## Directions for this task:
Write out every line below that includes the word "JSON".

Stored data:
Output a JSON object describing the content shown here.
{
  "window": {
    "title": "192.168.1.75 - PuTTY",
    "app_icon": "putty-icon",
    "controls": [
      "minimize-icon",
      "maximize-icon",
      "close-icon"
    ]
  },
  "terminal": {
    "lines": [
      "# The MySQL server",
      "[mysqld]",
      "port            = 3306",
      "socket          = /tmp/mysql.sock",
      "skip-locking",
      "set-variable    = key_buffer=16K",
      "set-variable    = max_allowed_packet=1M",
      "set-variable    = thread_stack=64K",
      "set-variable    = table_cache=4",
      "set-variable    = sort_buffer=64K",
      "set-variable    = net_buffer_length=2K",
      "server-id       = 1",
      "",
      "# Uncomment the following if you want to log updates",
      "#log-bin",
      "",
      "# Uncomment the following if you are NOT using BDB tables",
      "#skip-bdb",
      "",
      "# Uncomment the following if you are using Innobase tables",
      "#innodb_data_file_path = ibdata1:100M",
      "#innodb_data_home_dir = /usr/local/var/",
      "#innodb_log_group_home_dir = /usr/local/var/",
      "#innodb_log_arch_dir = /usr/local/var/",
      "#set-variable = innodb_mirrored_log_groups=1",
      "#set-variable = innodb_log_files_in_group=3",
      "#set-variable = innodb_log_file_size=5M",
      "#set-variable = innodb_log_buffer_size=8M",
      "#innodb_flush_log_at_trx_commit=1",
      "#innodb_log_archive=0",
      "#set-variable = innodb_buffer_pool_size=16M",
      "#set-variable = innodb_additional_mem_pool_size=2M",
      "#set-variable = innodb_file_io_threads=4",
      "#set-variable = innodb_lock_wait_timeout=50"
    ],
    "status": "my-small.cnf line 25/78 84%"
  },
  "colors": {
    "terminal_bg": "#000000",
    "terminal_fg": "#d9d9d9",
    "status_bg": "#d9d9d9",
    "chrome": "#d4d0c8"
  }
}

---

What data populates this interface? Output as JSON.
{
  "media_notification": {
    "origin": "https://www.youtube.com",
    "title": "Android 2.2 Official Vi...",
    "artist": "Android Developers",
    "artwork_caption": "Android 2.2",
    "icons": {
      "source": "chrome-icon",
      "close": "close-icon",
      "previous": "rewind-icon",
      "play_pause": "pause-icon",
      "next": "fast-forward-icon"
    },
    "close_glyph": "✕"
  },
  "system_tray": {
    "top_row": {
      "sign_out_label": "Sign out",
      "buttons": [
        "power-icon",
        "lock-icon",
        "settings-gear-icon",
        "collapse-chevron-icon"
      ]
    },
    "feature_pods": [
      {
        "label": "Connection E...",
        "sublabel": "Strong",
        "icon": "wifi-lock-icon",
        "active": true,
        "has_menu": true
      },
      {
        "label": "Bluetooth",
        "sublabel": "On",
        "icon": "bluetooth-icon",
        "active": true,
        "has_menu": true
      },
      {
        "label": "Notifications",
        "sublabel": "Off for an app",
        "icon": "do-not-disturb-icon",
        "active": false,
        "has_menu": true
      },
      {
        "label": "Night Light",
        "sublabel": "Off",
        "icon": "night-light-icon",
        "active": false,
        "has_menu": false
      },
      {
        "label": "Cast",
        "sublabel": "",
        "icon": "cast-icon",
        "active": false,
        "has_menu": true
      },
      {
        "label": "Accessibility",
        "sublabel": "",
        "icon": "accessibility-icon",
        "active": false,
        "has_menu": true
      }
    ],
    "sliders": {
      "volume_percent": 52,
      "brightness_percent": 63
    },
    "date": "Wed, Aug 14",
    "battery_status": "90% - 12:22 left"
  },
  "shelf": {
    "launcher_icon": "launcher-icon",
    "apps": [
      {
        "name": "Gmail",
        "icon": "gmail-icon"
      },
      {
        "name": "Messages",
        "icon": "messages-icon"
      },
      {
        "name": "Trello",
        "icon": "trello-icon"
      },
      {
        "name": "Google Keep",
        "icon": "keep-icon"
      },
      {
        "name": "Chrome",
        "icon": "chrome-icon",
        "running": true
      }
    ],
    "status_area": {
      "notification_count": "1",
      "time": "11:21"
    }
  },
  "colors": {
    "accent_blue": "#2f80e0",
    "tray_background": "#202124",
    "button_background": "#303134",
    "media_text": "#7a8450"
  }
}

---

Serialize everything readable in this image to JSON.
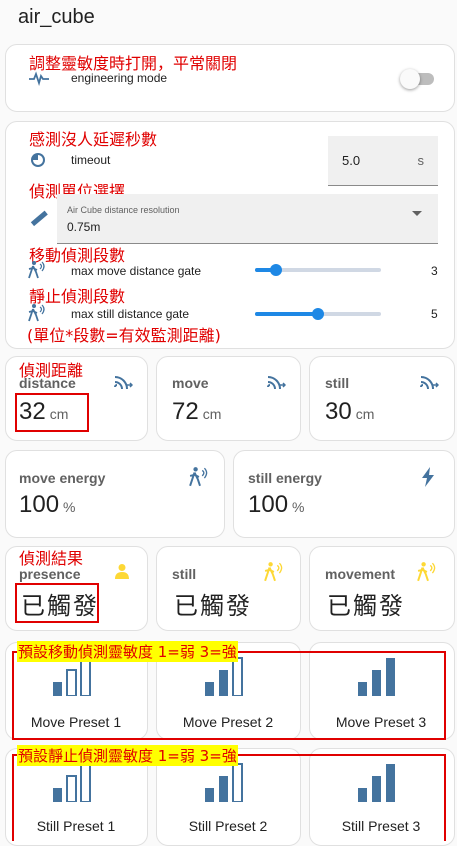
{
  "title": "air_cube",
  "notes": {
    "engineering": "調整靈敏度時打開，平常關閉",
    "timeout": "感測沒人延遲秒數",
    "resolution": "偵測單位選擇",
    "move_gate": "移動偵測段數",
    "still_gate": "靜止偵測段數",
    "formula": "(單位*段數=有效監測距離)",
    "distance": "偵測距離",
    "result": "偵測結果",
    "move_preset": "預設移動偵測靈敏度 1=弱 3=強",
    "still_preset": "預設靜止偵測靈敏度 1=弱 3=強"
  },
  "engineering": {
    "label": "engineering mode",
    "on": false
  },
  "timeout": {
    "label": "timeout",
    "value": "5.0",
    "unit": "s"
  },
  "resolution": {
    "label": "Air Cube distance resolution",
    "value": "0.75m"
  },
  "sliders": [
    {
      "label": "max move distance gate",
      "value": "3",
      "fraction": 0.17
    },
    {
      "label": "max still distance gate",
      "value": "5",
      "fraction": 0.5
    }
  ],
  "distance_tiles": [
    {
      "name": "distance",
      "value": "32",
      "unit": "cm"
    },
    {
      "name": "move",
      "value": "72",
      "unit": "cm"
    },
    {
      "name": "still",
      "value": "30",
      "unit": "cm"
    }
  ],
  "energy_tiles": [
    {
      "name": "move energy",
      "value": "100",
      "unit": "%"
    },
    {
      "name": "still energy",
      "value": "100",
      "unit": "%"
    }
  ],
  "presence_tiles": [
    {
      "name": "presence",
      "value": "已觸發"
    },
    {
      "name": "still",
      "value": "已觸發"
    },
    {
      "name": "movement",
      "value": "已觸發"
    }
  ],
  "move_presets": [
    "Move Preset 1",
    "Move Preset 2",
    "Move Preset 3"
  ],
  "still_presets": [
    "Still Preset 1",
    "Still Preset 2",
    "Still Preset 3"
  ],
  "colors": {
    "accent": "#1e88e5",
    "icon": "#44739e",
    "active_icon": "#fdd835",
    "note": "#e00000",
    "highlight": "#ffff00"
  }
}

## Exercise result:
Output a JSON object describing the content shown here.
What data populates this interface? Output as JSON.
Serialize everything readable in this image to JSON.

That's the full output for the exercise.